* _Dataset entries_
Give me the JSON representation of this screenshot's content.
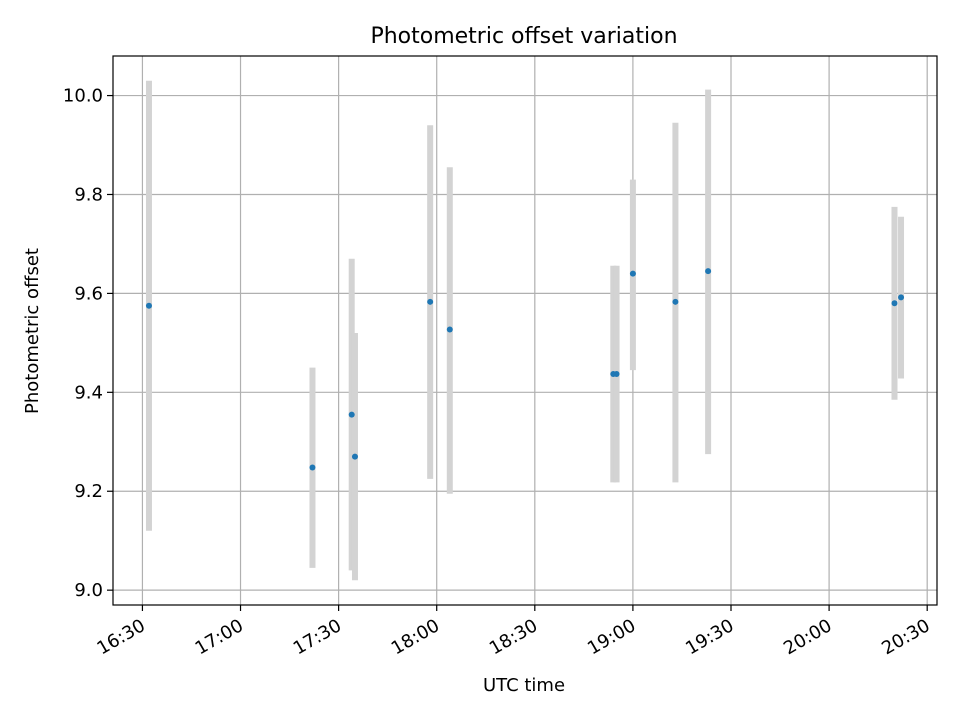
{
  "chart_data": {
    "type": "scatter",
    "title": "Photometric offset variation",
    "xlabel": "UTC time",
    "ylabel": "Photometric offset",
    "x_ticks": [
      "16:30",
      "17:00",
      "17:30",
      "18:00",
      "18:30",
      "19:00",
      "19:30",
      "20:00",
      "20:30"
    ],
    "y_ticks": [
      "9.0",
      "9.2",
      "9.4",
      "9.6",
      "9.8",
      "10.0"
    ],
    "xlim": [
      "16:21",
      "20:33"
    ],
    "ylim": [
      8.97,
      10.08
    ],
    "grid": true,
    "series": [
      {
        "color": "#1f77b4",
        "error_bar_color": "#d3d3d3",
        "points": [
          {
            "x": "16:32",
            "y": 9.575,
            "ylow": 9.12,
            "yhigh": 10.03
          },
          {
            "x": "17:22",
            "y": 9.248,
            "ylow": 9.045,
            "yhigh": 9.45
          },
          {
            "x": "17:34",
            "y": 9.355,
            "ylow": 9.04,
            "yhigh": 9.67
          },
          {
            "x": "17:35",
            "y": 9.27,
            "ylow": 9.02,
            "yhigh": 9.52
          },
          {
            "x": "17:58",
            "y": 9.583,
            "ylow": 9.225,
            "yhigh": 9.94
          },
          {
            "x": "18:04",
            "y": 9.527,
            "ylow": 9.195,
            "yhigh": 9.855
          },
          {
            "x": "18:54",
            "y": 9.437,
            "ylow": 9.218,
            "yhigh": 9.656
          },
          {
            "x": "18:55",
            "y": 9.437,
            "ylow": 9.218,
            "yhigh": 9.656
          },
          {
            "x": "19:00",
            "y": 9.64,
            "ylow": 9.445,
            "yhigh": 9.83
          },
          {
            "x": "19:13",
            "y": 9.583,
            "ylow": 9.218,
            "yhigh": 9.945
          },
          {
            "x": "19:23",
            "y": 9.645,
            "ylow": 9.275,
            "yhigh": 10.012
          },
          {
            "x": "20:20",
            "y": 9.58,
            "ylow": 9.385,
            "yhigh": 9.775
          },
          {
            "x": "20:22",
            "y": 9.592,
            "ylow": 9.428,
            "yhigh": 9.755
          }
        ]
      }
    ]
  }
}
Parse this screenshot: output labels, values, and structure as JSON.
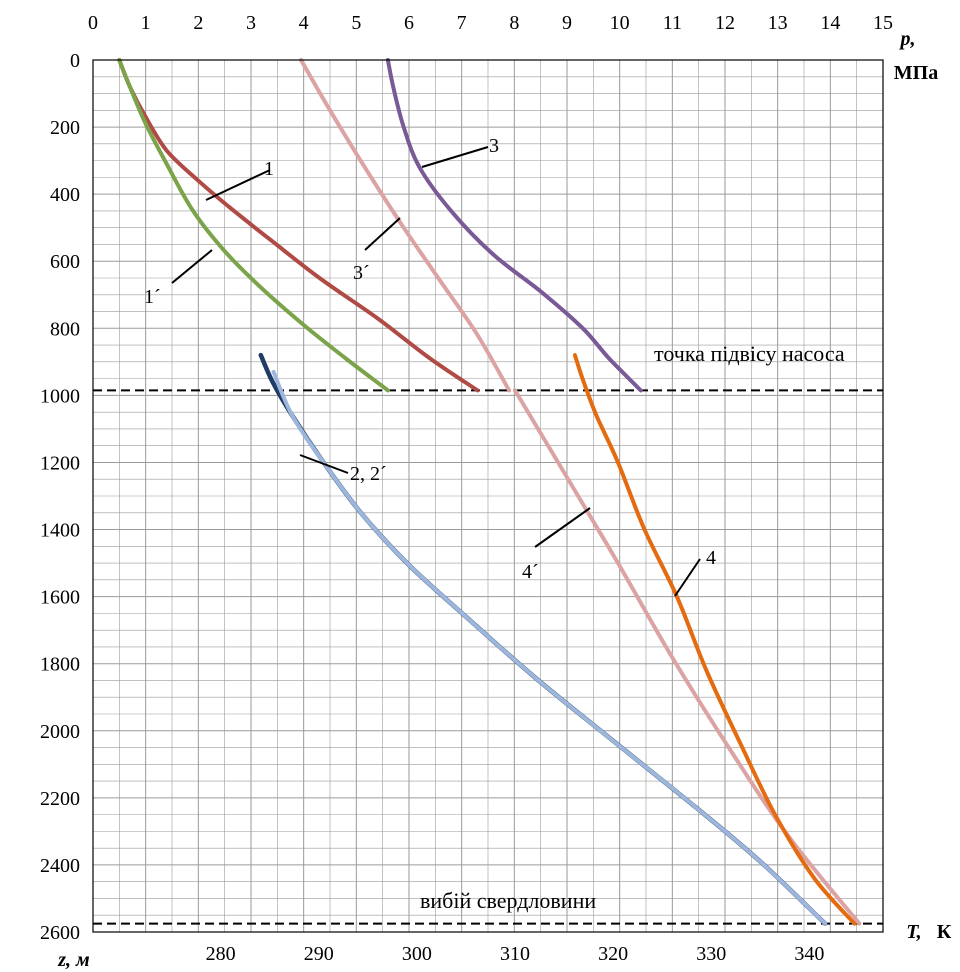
{
  "chart_data": {
    "type": "line",
    "top_axis": {
      "label_symbol": "p,",
      "label_unit": "МПа",
      "range": [
        0,
        15
      ],
      "ticks": [
        "0",
        "1",
        "2",
        "3",
        "4",
        "5",
        "6",
        "7",
        "8",
        "9",
        "10",
        "11",
        "12",
        "13",
        "14",
        "15"
      ]
    },
    "bottom_axis": {
      "label_symbol": "T,",
      "label_unit": "К",
      "range": [
        267,
        347.5
      ],
      "ticks": [
        "280",
        "290",
        "300",
        "310",
        "320",
        "330",
        "340"
      ]
    },
    "left_axis": {
      "label": "z, м",
      "range": [
        0,
        2600
      ],
      "inverted": true,
      "ticks": [
        "0",
        "200",
        "400",
        "600",
        "800",
        "1000",
        "1200",
        "1400",
        "1600",
        "1800",
        "2000",
        "2200",
        "2400",
        "2600"
      ]
    },
    "grid": true,
    "reference_lines": [
      {
        "name": "pump",
        "label": "точка підвісу насоса",
        "z": 985
      },
      {
        "name": "bottom",
        "label": "вибій свердловини",
        "z": 2575
      }
    ],
    "curve_labels": [
      {
        "text": "1",
        "series": "1"
      },
      {
        "text": "1´",
        "series": "1´"
      },
      {
        "text": "2, 2´",
        "series": "2, 2´"
      },
      {
        "text": "3",
        "series": "3"
      },
      {
        "text": "3´",
        "series": "3´"
      },
      {
        "text": "4",
        "series": "4"
      },
      {
        "text": "4´",
        "series": "4´"
      }
    ],
    "series": [
      {
        "name": "1",
        "axis": "p",
        "color": "#b04a45",
        "points": [
          [
            0.5,
            0
          ],
          [
            0.7,
            80
          ],
          [
            1.0,
            170
          ],
          [
            1.4,
            270
          ],
          [
            2.0,
            360
          ],
          [
            2.6,
            440
          ],
          [
            3.4,
            540
          ],
          [
            4.3,
            650
          ],
          [
            5.4,
            770
          ],
          [
            6.4,
            890
          ],
          [
            7.3,
            985
          ]
        ]
      },
      {
        "name": "1´",
        "axis": "p",
        "color": "#7aa34a",
        "points": [
          [
            0.5,
            0
          ],
          [
            0.7,
            80
          ],
          [
            1.0,
            190
          ],
          [
            1.4,
            310
          ],
          [
            1.9,
            450
          ],
          [
            2.5,
            570
          ],
          [
            3.2,
            680
          ],
          [
            4.0,
            790
          ],
          [
            4.8,
            890
          ],
          [
            5.6,
            985
          ]
        ]
      },
      {
        "name": "2",
        "axis": "T",
        "color": "#1f3b66",
        "points": [
          [
            284.1,
            880
          ],
          [
            285.3,
            960
          ],
          [
            287.3,
            1060
          ],
          [
            290.5,
            1200
          ],
          [
            294.3,
            1350
          ],
          [
            299.0,
            1500
          ],
          [
            305.0,
            1660
          ],
          [
            312.0,
            1840
          ],
          [
            320.0,
            2030
          ],
          [
            328.5,
            2230
          ],
          [
            335.0,
            2390
          ],
          [
            341.6,
            2575
          ]
        ]
      },
      {
        "name": "2´",
        "axis": "T",
        "color": "#9db6dc",
        "points": [
          [
            285.4,
            930
          ],
          [
            287.3,
            1060
          ],
          [
            290.5,
            1200
          ],
          [
            294.3,
            1350
          ],
          [
            299.0,
            1500
          ],
          [
            305.0,
            1660
          ],
          [
            312.0,
            1840
          ],
          [
            320.0,
            2030
          ],
          [
            328.5,
            2230
          ],
          [
            335.0,
            2390
          ],
          [
            341.6,
            2575
          ]
        ]
      },
      {
        "name": "3",
        "axis": "p",
        "color": "#7a5a96",
        "points": [
          [
            5.6,
            0
          ],
          [
            5.7,
            80
          ],
          [
            5.9,
            200
          ],
          [
            6.2,
            320
          ],
          [
            6.8,
            450
          ],
          [
            7.6,
            580
          ],
          [
            8.5,
            690
          ],
          [
            9.3,
            800
          ],
          [
            9.8,
            890
          ],
          [
            10.4,
            985
          ]
        ]
      },
      {
        "name": "3´",
        "axis": "p",
        "color": "#dba3a3",
        "points": [
          [
            3.95,
            0
          ],
          [
            4.5,
            150
          ],
          [
            5.2,
            330
          ],
          [
            5.9,
            500
          ],
          [
            6.6,
            660
          ],
          [
            7.3,
            820
          ],
          [
            7.9,
            985
          ]
        ]
      },
      {
        "name": "4´",
        "axis": "T",
        "color": "#dba3a3",
        "points": [
          [
            310.0,
            985
          ],
          [
            315.0,
            1230
          ],
          [
            320.5,
            1500
          ],
          [
            326.0,
            1780
          ],
          [
            332.0,
            2060
          ],
          [
            338.0,
            2320
          ],
          [
            345.1,
            2575
          ]
        ]
      },
      {
        "name": "4",
        "axis": "T",
        "color": "#e46b0f",
        "points": [
          [
            316.1,
            880
          ],
          [
            317.0,
            960
          ],
          [
            318.3,
            1060
          ],
          [
            320.5,
            1200
          ],
          [
            323.2,
            1400
          ],
          [
            326.5,
            1600
          ],
          [
            329.5,
            1820
          ],
          [
            333.0,
            2040
          ],
          [
            336.5,
            2250
          ],
          [
            340.5,
            2440
          ],
          [
            344.6,
            2575
          ]
        ]
      }
    ]
  }
}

* _Brief_
Repeat the material above in full and exactly, omitting the pictures.

* _Exercise solution_
Give me the JSON representation of this screenshot's content.
{
  "chart_data": {
    "type": "scatter",
    "title": "Photometric offset variation",
    "xlabel": "UTC time",
    "ylabel": "Photometric offset",
    "x_ticks": [
      "16:30",
      "17:00",
      "17:30",
      "18:00",
      "18:30",
      "19:00",
      "19:30",
      "20:00",
      "20:30"
    ],
    "y_ticks": [
      "9.0",
      "9.2",
      "9.4",
      "9.6",
      "9.8",
      "10.0"
    ],
    "xlim": [
      "16:21",
      "20:33"
    ],
    "ylim": [
      8.97,
      10.08
    ],
    "grid": true,
    "series": [
      {
        "color": "#1f77b4",
        "error_bar_color": "#d3d3d3",
        "points": [
          {
            "x": "16:32",
            "y": 9.575,
            "ylow": 9.12,
            "yhigh": 10.03
          },
          {
            "x": "17:22",
            "y": 9.248,
            "ylow": 9.045,
            "yhigh": 9.45
          },
          {
            "x": "17:34",
            "y": 9.355,
            "ylow": 9.04,
            "yhigh": 9.67
          },
          {
            "x": "17:35",
            "y": 9.27,
            "ylow": 9.02,
            "yhigh": 9.52
          },
          {
            "x": "17:58",
            "y": 9.583,
            "ylow": 9.225,
            "yhigh": 9.94
          },
          {
            "x": "18:04",
            "y": 9.527,
            "ylow": 9.195,
            "yhigh": 9.855
          },
          {
            "x": "18:54",
            "y": 9.437,
            "ylow": 9.218,
            "yhigh": 9.656
          },
          {
            "x": "18:55",
            "y": 9.437,
            "ylow": 9.218,
            "yhigh": 9.656
          },
          {
            "x": "19:00",
            "y": 9.64,
            "ylow": 9.445,
            "yhigh": 9.83
          },
          {
            "x": "19:13",
            "y": 9.583,
            "ylow": 9.218,
            "yhigh": 9.945
          },
          {
            "x": "19:23",
            "y": 9.645,
            "ylow": 9.275,
            "yhigh": 10.012
          },
          {
            "x": "20:20",
            "y": 9.58,
            "ylow": 9.385,
            "yhigh": 9.775
          },
          {
            "x": "20:22",
            "y": 9.592,
            "ylow": 9.428,
            "yhigh": 9.755
          }
        ]
      }
    ]
  }
}
Parse this screenshot: output labels, values, and structure as JSON.
{
  "chart_data": {
    "type": "line",
    "top_axis": {
      "label_symbol": "p,",
      "label_unit": "МПа",
      "range": [
        0,
        15
      ],
      "ticks": [
        "0",
        "1",
        "2",
        "3",
        "4",
        "5",
        "6",
        "7",
        "8",
        "9",
        "10",
        "11",
        "12",
        "13",
        "14",
        "15"
      ]
    },
    "bottom_axis": {
      "label_symbol": "T,",
      "label_unit": "К",
      "range": [
        267,
        347.5
      ],
      "ticks": [
        "280",
        "290",
        "300",
        "310",
        "320",
        "330",
        "340"
      ]
    },
    "left_axis": {
      "label": "z, м",
      "range": [
        0,
        2600
      ],
      "inverted": true,
      "ticks": [
        "0",
        "200",
        "400",
        "600",
        "800",
        "1000",
        "1200",
        "1400",
        "1600",
        "1800",
        "2000",
        "2200",
        "2400",
        "2600"
      ]
    },
    "grid": true,
    "reference_lines": [
      {
        "name": "pump",
        "label": "точка підвісу насоса",
        "z": 985
      },
      {
        "name": "bottom",
        "label": "вибій свердловини",
        "z": 2575
      }
    ],
    "curve_labels": [
      {
        "text": "1",
        "series": "1"
      },
      {
        "text": "1´",
        "series": "1´"
      },
      {
        "text": "2, 2´",
        "series": "2, 2´"
      },
      {
        "text": "3",
        "series": "3"
      },
      {
        "text": "3´",
        "series": "3´"
      },
      {
        "text": "4",
        "series": "4"
      },
      {
        "text": "4´",
        "series": "4´"
      }
    ],
    "series": [
      {
        "name": "1",
        "axis": "p",
        "color": "#b04a45",
        "points": [
          [
            0.5,
            0
          ],
          [
            0.7,
            80
          ],
          [
            1.0,
            170
          ],
          [
            1.4,
            270
          ],
          [
            2.0,
            360
          ],
          [
            2.6,
            440
          ],
          [
            3.4,
            540
          ],
          [
            4.3,
            650
          ],
          [
            5.4,
            770
          ],
          [
            6.4,
            890
          ],
          [
            7.3,
            985
          ]
        ]
      },
      {
        "name": "1´",
        "axis": "p",
        "color": "#7aa34a",
        "points": [
          [
            0.5,
            0
          ],
          [
            0.7,
            80
          ],
          [
            1.0,
            190
          ],
          [
            1.4,
            310
          ],
          [
            1.9,
            450
          ],
          [
            2.5,
            570
          ],
          [
            3.2,
            680
          ],
          [
            4.0,
            790
          ],
          [
            4.8,
            890
          ],
          [
            5.6,
            985
          ]
        ]
      },
      {
        "name": "2",
        "axis": "T",
        "color": "#1f3b66",
        "points": [
          [
            284.1,
            880
          ],
          [
            285.3,
            960
          ],
          [
            287.3,
            1060
          ],
          [
            290.5,
            1200
          ],
          [
            294.3,
            1350
          ],
          [
            299.0,
            1500
          ],
          [
            305.0,
            1660
          ],
          [
            312.0,
            1840
          ],
          [
            320.0,
            2030
          ],
          [
            328.5,
            2230
          ],
          [
            335.0,
            2390
          ],
          [
            341.6,
            2575
          ]
        ]
      },
      {
        "name": "2´",
        "axis": "T",
        "color": "#9db6dc",
        "points": [
          [
            285.4,
            930
          ],
          [
            287.3,
            1060
          ],
          [
            290.5,
            1200
          ],
          [
            294.3,
            1350
          ],
          [
            299.0,
            1500
          ],
          [
            305.0,
            1660
          ],
          [
            312.0,
            1840
          ],
          [
            320.0,
            2030
          ],
          [
            328.5,
            2230
          ],
          [
            335.0,
            2390
          ],
          [
            341.6,
            2575
          ]
        ]
      },
      {
        "name": "3",
        "axis": "p",
        "color": "#7a5a96",
        "points": [
          [
            5.6,
            0
          ],
          [
            5.7,
            80
          ],
          [
            5.9,
            200
          ],
          [
            6.2,
            320
          ],
          [
            6.8,
            450
          ],
          [
            7.6,
            580
          ],
          [
            8.5,
            690
          ],
          [
            9.3,
            800
          ],
          [
            9.8,
            890
          ],
          [
            10.4,
            985
          ]
        ]
      },
      {
        "name": "3´",
        "axis": "p",
        "color": "#dba3a3",
        "points": [
          [
            3.95,
            0
          ],
          [
            4.5,
            150
          ],
          [
            5.2,
            330
          ],
          [
            5.9,
            500
          ],
          [
            6.6,
            660
          ],
          [
            7.3,
            820
          ],
          [
            7.9,
            985
          ]
        ]
      },
      {
        "name": "4´",
        "axis": "T",
        "color": "#dba3a3",
        "points": [
          [
            310.0,
            985
          ],
          [
            315.0,
            1230
          ],
          [
            320.5,
            1500
          ],
          [
            326.0,
            1780
          ],
          [
            332.0,
            2060
          ],
          [
            338.0,
            2320
          ],
          [
            345.1,
            2575
          ]
        ]
      },
      {
        "name": "4",
        "axis": "T",
        "color": "#e46b0f",
        "points": [
          [
            316.1,
            880
          ],
          [
            317.0,
            960
          ],
          [
            318.3,
            1060
          ],
          [
            320.5,
            1200
          ],
          [
            323.2,
            1400
          ],
          [
            326.5,
            1600
          ],
          [
            329.5,
            1820
          ],
          [
            333.0,
            2040
          ],
          [
            336.5,
            2250
          ],
          [
            340.5,
            2440
          ],
          [
            344.6,
            2575
          ]
        ]
      }
    ]
  }
}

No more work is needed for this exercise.